Stated task
Render everything in the listing from the line containing "button[interactable]: Work Order" down through the line containing "button[interactable]: Purchase Order", both included, as a JSON list of strings, one string per line and no blank lines.
::::::::::
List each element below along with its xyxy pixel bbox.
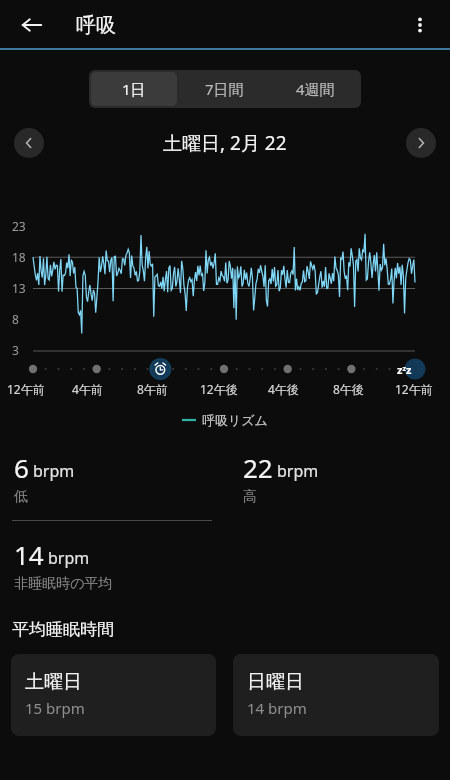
staticText: 15 brpm — [25, 698, 85, 718]
button[interactable]: More options — [398, 3, 442, 47]
staticText: 8午前 — [137, 381, 168, 397]
staticText: 3 — [12, 342, 19, 358]
staticText: brpm — [277, 460, 319, 482]
button[interactable]: 土曜日 — [11, 654, 216, 736]
staticText: 18 — [12, 249, 26, 265]
button[interactable]: Back — [8, 1, 56, 49]
button[interactable]: 日曜日 — [233, 654, 439, 736]
staticText: 6 — [14, 450, 29, 485]
staticText: 土曜日, 2月 22 — [163, 130, 287, 156]
staticText: 13 — [12, 280, 26, 296]
button[interactable]: Next day — [406, 128, 436, 158]
staticText: 4午前 — [72, 381, 103, 397]
staticText: 12午前 — [7, 381, 45, 397]
staticText: 非睡眠時の平均 — [14, 575, 113, 593]
staticText: 23 — [12, 218, 26, 234]
staticText: 22 — [243, 450, 273, 485]
staticText: 12午後 — [200, 381, 238, 397]
staticText: 7日間 — [205, 79, 244, 99]
staticText: 12午前 — [395, 381, 433, 397]
staticText: 平均睡眠時間 — [12, 619, 114, 640]
staticText: 低 — [14, 488, 28, 506]
button[interactable]: 1日 — [91, 72, 177, 106]
staticText: 高 — [243, 488, 257, 506]
staticText: 呼吸リズム — [202, 412, 268, 428]
staticText: 呼吸 — [76, 13, 116, 38]
staticText: 8 — [12, 311, 19, 327]
staticText: 14 brpm — [247, 698, 307, 718]
staticText: 4週間 — [296, 79, 335, 99]
button[interactable]: 7日間 — [181, 72, 268, 106]
staticText: 土曜日 — [25, 670, 82, 694]
staticText: 4午後 — [268, 381, 299, 397]
staticText: 1日 — [122, 79, 146, 99]
button[interactable]: Previous day — [14, 128, 44, 158]
staticText: brpm — [48, 547, 90, 569]
staticText: zᶻz — [397, 362, 412, 377]
staticText: 日曜日 — [247, 670, 304, 694]
staticText: brpm — [33, 460, 75, 482]
staticText: 14 — [14, 537, 44, 572]
button[interactable]: 4週間 — [272, 72, 359, 106]
staticText: 8午後 — [333, 381, 364, 397]
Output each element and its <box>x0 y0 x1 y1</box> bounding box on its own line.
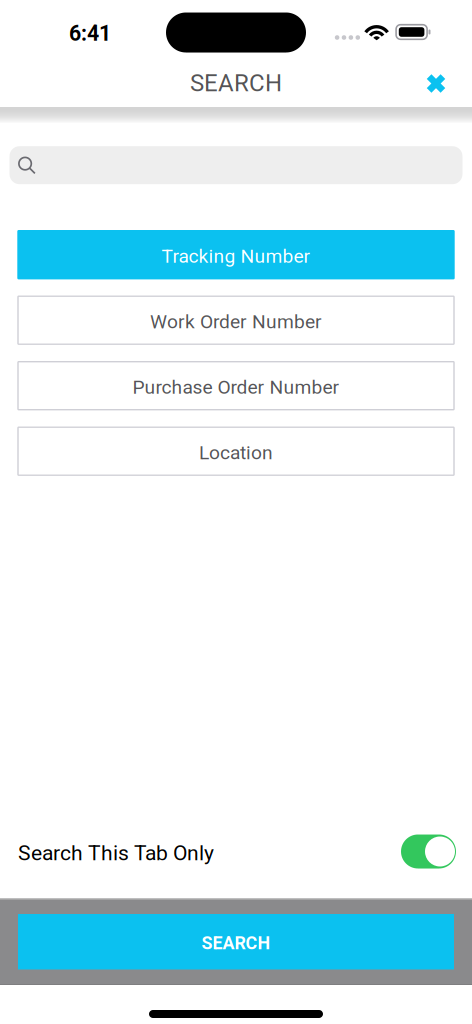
button[interactable]: Work Order Number <box>18 296 454 344</box>
button[interactable]: Close <box>414 62 458 106</box>
button[interactable]: Tracking Number <box>18 231 454 279</box>
staticText: SEARCH <box>202 933 270 954</box>
staticText: Search This Tab Only <box>18 841 214 865</box>
button[interactable]: Search This Tab Only <box>401 834 456 868</box>
staticText: Location <box>199 442 273 464</box>
staticText: 6:41 <box>69 21 111 46</box>
button[interactable]: Location <box>18 427 454 475</box>
button[interactable]: SEARCH <box>18 914 454 970</box>
button[interactable]: Purchase Order Number <box>18 362 454 410</box>
staticText: Tracking Number <box>162 245 310 268</box>
staticText: SEARCH <box>190 69 282 97</box>
staticText: Purchase Order Number <box>132 376 340 398</box>
staticText: Work Order Number <box>150 310 322 333</box>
::::::::::
Solution
[
  "button[interactable]: Work Order Number <box>18 296 454 344</box>",
  "button[interactable]: Close <box>414 62 458 106</box>",
  "button[interactable]: Tracking Number <box>18 231 454 279</box>",
  "staticText: SEARCH <box>202 933 270 954</box>",
  "staticText: Search This Tab Only <box>18 841 214 865</box>",
  "button[interactable]: Search This Tab Only <box>401 834 456 868</box>",
  "staticText: Location <box>199 442 273 464</box>",
  "staticText: 6:41 <box>69 21 111 46</box>",
  "button[interactable]: Location <box>18 427 454 475</box>",
  "button[interactable]: SEARCH <box>18 914 454 970</box>",
  "button[interactable]: Purchase Order Number <box>18 362 454 410</box>"
]